#### Task details
Extract the complete listing and output it unchanged.

#### Data to process
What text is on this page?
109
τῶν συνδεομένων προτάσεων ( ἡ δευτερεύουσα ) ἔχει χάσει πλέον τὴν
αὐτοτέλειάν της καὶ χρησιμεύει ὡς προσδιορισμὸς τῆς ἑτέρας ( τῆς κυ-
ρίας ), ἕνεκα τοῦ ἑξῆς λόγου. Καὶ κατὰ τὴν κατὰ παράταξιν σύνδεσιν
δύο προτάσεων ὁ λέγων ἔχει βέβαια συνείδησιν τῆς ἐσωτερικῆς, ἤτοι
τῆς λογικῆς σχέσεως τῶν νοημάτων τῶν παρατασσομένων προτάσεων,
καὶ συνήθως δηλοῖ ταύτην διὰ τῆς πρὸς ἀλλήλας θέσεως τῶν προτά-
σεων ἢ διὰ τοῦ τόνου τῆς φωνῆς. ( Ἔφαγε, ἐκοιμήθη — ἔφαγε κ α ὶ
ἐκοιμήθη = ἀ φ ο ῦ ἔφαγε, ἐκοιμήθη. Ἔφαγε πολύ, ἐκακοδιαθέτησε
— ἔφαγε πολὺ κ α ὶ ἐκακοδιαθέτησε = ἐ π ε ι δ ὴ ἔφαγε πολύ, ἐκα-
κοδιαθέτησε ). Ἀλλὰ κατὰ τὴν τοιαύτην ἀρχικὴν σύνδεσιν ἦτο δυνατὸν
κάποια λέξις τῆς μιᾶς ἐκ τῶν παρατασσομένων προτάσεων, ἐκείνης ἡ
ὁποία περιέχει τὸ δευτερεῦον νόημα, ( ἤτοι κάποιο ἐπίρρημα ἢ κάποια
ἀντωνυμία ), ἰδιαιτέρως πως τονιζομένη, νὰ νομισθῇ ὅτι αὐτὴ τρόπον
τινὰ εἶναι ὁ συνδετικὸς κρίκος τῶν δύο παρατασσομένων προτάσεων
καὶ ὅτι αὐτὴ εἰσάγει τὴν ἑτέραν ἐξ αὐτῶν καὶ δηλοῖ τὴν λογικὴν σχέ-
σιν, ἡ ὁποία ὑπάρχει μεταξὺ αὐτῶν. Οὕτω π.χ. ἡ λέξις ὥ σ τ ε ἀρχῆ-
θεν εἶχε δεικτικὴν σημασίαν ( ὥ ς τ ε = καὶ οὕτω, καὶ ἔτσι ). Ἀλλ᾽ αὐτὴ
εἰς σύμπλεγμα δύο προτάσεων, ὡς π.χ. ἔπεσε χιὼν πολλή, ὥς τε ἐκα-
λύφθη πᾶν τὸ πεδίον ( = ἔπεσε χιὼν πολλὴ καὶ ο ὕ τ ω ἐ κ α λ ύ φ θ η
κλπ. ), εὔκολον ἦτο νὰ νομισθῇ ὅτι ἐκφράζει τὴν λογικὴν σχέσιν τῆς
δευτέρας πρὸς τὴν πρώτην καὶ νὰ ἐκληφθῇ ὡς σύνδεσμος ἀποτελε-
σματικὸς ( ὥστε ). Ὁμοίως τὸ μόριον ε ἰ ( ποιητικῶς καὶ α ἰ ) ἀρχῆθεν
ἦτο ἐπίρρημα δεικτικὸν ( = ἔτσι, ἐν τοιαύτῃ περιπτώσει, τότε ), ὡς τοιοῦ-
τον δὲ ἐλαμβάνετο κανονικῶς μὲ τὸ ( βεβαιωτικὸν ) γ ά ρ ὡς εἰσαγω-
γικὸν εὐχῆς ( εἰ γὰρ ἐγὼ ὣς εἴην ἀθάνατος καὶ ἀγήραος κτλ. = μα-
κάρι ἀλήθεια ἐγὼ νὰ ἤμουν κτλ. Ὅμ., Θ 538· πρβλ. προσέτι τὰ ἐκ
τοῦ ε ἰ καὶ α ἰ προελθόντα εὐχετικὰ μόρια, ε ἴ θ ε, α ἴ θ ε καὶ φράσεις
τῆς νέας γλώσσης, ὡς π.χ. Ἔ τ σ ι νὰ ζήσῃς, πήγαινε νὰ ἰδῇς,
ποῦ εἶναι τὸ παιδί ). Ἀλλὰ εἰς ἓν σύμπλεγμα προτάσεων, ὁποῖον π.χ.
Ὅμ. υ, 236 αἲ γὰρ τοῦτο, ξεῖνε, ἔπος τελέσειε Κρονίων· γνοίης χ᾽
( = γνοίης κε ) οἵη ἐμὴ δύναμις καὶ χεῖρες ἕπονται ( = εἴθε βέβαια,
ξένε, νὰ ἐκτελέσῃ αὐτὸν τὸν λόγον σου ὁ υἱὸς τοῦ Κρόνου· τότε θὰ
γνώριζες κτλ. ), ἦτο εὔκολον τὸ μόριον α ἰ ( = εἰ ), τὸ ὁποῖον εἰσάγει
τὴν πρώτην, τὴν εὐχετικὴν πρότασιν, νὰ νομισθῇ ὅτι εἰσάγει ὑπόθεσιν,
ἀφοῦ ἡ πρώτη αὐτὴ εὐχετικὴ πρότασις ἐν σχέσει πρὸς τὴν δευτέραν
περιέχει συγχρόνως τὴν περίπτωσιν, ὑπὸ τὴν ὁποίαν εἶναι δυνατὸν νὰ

#### Result of the task
What text is on this page?
109
τῶν συνδεομένων προτάσεων ( ἡ δευτερεύουσα ) ἔχει χάσει πλέον τὴν
αὐτοτέλειάν της καὶ χρησιμεύει ὡς προσδιορισμὸς τῆς ἑτέρας ( τῆς κυ-
ρίας ), ἕνεκα τοῦ ἑξῆς λόγου. Καὶ κατὰ τὴν κατὰ παράταξιν σύνδεσιν
δύο προτάσεων ὁ λέγων ἔχει βέβαια συνείδησιν τῆς ἐσωτερικῆς, ἤτοι
τῆς λογικῆς σχέσεως τῶν νοημάτων τῶν παρατασσομένων προτάσεων,
καὶ συνήθως δηλοῖ ταύτην διὰ τῆς πρὸς ἀλλήλας θέσεως τῶν προτά-
σεων ἢ διὰ τοῦ τόνου τῆς φωνῆς. ( Ἔφαγε, ἐκοιμήθη — ἔφαγε κ α ὶ
ἐκοιμήθη = ἀ φ ο ῦ ἔφαγε, ἐκοιμήθη. Ἔφαγε πολύ, ἐκακοδιαθέτησε
— ἔφαγε πολὺ κ α ὶ ἐκακοδιαθέτησε = ἐ π ε ι δ ὴ ἔφαγε πολύ, ἐκα-
κοδιαθέτησε ). Ἀλλὰ κατὰ τὴν τοιαύτην ἀρχικὴν σύνδεσιν ἦτο δυνατὸν
κάποια λέξις τῆς μιᾶς ἐκ τῶν παρατασσομένων προτάσεων, ἐκείνης ἡ
ὁποία περιέχει τὸ δευτερεῦον νόημα, ( ἤτοι κάποιο ἐπίρρημα ἢ κάποια
ἀντωνυμία ), ἰδιαιτέρως πως τονιζομένη, νὰ νομισθῇ ὅτι αὐτὴ τρόπον
τινὰ εἶναι ὁ συνδετικὸς κρίκος τῶν δύο παρατασσομένων προτάσεων
καὶ ὅτι αὐτὴ εἰσάγει τὴν ἑτέραν ἐξ αὐτῶν καὶ δηλοῖ τὴν λογικὴν σχέ-
σιν, ἡ ὁποία ὑπάρχει μεταξὺ αὐτῶν. Οὕτω π.χ. ἡ λέξις ὥ σ τ ε ἀρχῆ-
θεν εἶχε δεικτικὴν σημασίαν ( ὥ ς τ ε = καὶ οὕτω, καὶ ἔτσι ). Ἀλλ᾽ αὐτὴ
εἰς σύμπλεγμα δύο προτάσεων, ὡς π.χ. ἔπεσε χιὼν πολλή, ὥς τε ἐκα-
λύφθη πᾶν τὸ πεδίον ( = ἔπεσε χιὼν πολλὴ καὶ ο ὕ τ ω ἐ κ α λ ύ φ θ η
κλπ. ), εὔκολον ἦτο νὰ νομισθῇ ὅτι ἐκφράζει τὴν λογικὴν σχέσιν τῆς
δευτέρας πρὸς τὴν πρώτην καὶ νὰ ἐκληφθῇ ὡς σύνδεσμος ἀποτελε-
σματικὸς ( ὥστε ). Ὁμοίως τὸ μόριον ε ἰ ( ποιητικῶς καὶ α ἰ ) ἀρχῆθεν
ἦτο ἐπίρρημα δεικτικὸν ( = ἔτσι, ἐν τοιαύτῃ περιπτώσει, τότε ), ὡς τοιοῦ-
τον δὲ ἐλαμβάνετο κανονικῶς μὲ τὸ ( βεβαιωτικὸν ) γ ά ρ ὡς εἰσαγω-
γικὸν εὐχῆς ( εἰ γὰρ ἐγὼ ὣς εἴην ἀθάνατος καὶ ἀγήραος κτλ. = μα-
κάρι ἀλήθεια ἐγὼ νὰ ἤμουν κτλ. Ὅμ., Θ 538· πρβλ. προσέτι τὰ ἐκ
τοῦ ε ἰ καὶ α ἰ προελθόντα εὐχετικὰ μόρια, ε ἴ θ ε, α ἴ θ ε καὶ φράσεις
τῆς νέας γλώσσης, ὡς π.χ. Ἔ τ σ ι νὰ ζήσῃς, πήγαινε νὰ ἰδῇς,
ποῦ εἶναι τὸ παιδί ). Ἀλλὰ εἰς ἓν σύμπλεγμα προτάσεων, ὁποῖον π.χ.
Ὅμ. υ, 236 αἲ γὰρ τοῦτο, ξεῖνε, ἔπος τελέσειε Κρονίων· γνοίης χ᾽
( = γνοίης κε ) οἵη ἐμὴ δύναμις καὶ χεῖρες ἕπονται ( = εἴθε βέβαια,
ξένε, νὰ ἐκτελέσῃ αὐτὸν τὸν λόγον σου ὁ υἱὸς τοῦ Κρόνου· τότε θὰ
γνώριζες κτλ. ), ἦτο εὔκολον τὸ μόριον α ἰ ( = εἰ ), τὸ ὁποῖον εἰσάγει
τὴν πρώτην, τὴν εὐχετικὴν πρότασιν, νὰ νομισθῇ ὅτι εἰσάγει ὑπόθεσιν,
ἀφοῦ ἡ πρώτη αὐτὴ εὐχετικὴ πρότασις ἐν σχέσει πρὸς τὴν δευτέραν
περιέχει συγχρόνως τὴν περίπτωσιν, ὑπὸ τὴν ὁποίαν εἶναι δυνατὸν νὰ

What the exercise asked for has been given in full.